:: Input rows ::
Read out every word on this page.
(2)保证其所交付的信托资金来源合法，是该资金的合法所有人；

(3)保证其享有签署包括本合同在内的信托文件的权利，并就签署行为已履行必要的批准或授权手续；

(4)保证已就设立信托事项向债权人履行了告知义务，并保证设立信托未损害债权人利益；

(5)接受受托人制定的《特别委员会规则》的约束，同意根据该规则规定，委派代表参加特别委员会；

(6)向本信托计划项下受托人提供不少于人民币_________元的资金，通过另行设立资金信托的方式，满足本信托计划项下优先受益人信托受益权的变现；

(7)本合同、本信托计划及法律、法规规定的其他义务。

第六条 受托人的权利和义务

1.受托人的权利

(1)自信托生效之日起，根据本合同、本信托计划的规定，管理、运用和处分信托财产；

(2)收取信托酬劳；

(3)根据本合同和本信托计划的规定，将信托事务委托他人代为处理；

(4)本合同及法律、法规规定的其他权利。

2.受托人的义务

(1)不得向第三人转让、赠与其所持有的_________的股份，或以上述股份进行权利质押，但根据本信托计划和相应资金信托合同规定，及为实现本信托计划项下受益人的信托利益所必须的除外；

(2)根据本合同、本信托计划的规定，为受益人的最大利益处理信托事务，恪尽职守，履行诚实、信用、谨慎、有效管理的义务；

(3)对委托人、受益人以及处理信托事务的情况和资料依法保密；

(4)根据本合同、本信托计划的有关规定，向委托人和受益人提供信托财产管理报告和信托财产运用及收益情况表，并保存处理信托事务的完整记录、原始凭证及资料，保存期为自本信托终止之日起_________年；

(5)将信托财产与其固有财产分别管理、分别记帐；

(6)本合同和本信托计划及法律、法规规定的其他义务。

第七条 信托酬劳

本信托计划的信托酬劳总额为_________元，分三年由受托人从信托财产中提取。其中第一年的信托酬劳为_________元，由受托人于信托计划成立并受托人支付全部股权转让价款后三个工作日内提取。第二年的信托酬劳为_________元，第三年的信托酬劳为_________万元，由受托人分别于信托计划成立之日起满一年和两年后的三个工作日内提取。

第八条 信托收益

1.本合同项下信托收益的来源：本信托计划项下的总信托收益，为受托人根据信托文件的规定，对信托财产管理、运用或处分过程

:: Set problem ::
Reproduce the full listing word for word.

:: Complete response ::
Read out every word on this page.
(2)保证其所交付的信托资金来源合法，是该资金的合法所有人；

(3)保证其享有签署包括本合同在内的信托文件的权利，并就签署行为已履行必要的批准或授权手续；

(4)保证已就设立信托事项向债权人履行了告知义务，并保证设立信托未损害债权人利益；

(5)接受受托人制定的《特别委员会规则》的约束，同意根据该规则规定，委派代表参加特别委员会；

(6)向本信托计划项下受托人提供不少于人民币_________元的资金，通过另行设立资金信托的方式，满足本信托计划项下优先受益人信托受益权的变现；

(7)本合同、本信托计划及法律、法规规定的其他义务。

第六条 受托人的权利和义务

1.受托人的权利

(1)自信托生效之日起，根据本合同、本信托计划的规定，管理、运用和处分信托财产；

(2)收取信托酬劳；

(3)根据本合同和本信托计划的规定，将信托事务委托他人代为处理；

(4)本合同及法律、法规规定的其他权利。

2.受托人的义务

(1)不得向第三人转让、赠与其所持有的_________的股份，或以上述股份进行权利质押，但根据本信托计划和相应资金信托合同规定，及为实现本信托计划项下受益人的信托利益所必须的除外；

(2)根据本合同、本信托计划的规定，为受益人的最大利益处理信托事务，恪尽职守，履行诚实、信用、谨慎、有效管理的义务；

(3)对委托人、受益人以及处理信托事务的情况和资料依法保密；

(4)根据本合同、本信托计划的有关规定，向委托人和受益人提供信托财产管理报告和信托财产运用及收益情况表，并保存处理信托事务的完整记录、原始凭证及资料，保存期为自本信托终止之日起_________年；

(5)将信托财产与其固有财产分别管理、分别记帐；

(6)本合同和本信托计划及法律、法规规定的其他义务。

第七条 信托酬劳

本信托计划的信托酬劳总额为_________元，分三年由受托人从信托财产中提取。其中第一年的信托酬劳为_________元，由受托人于信托计划成立并受托人支付全部股权转让价款后三个工作日内提取。第二年的信托酬劳为_________元，第三年的信托酬劳为_________万元，由受托人分别于信托计划成立之日起满一年和两年后的三个工作日内提取。

第八条 信托收益

1.本合同项下信托收益的来源：本信托计划项下的总信托收益，为受托人根据信托文件的规定，对信托财产管理、运用或处分过程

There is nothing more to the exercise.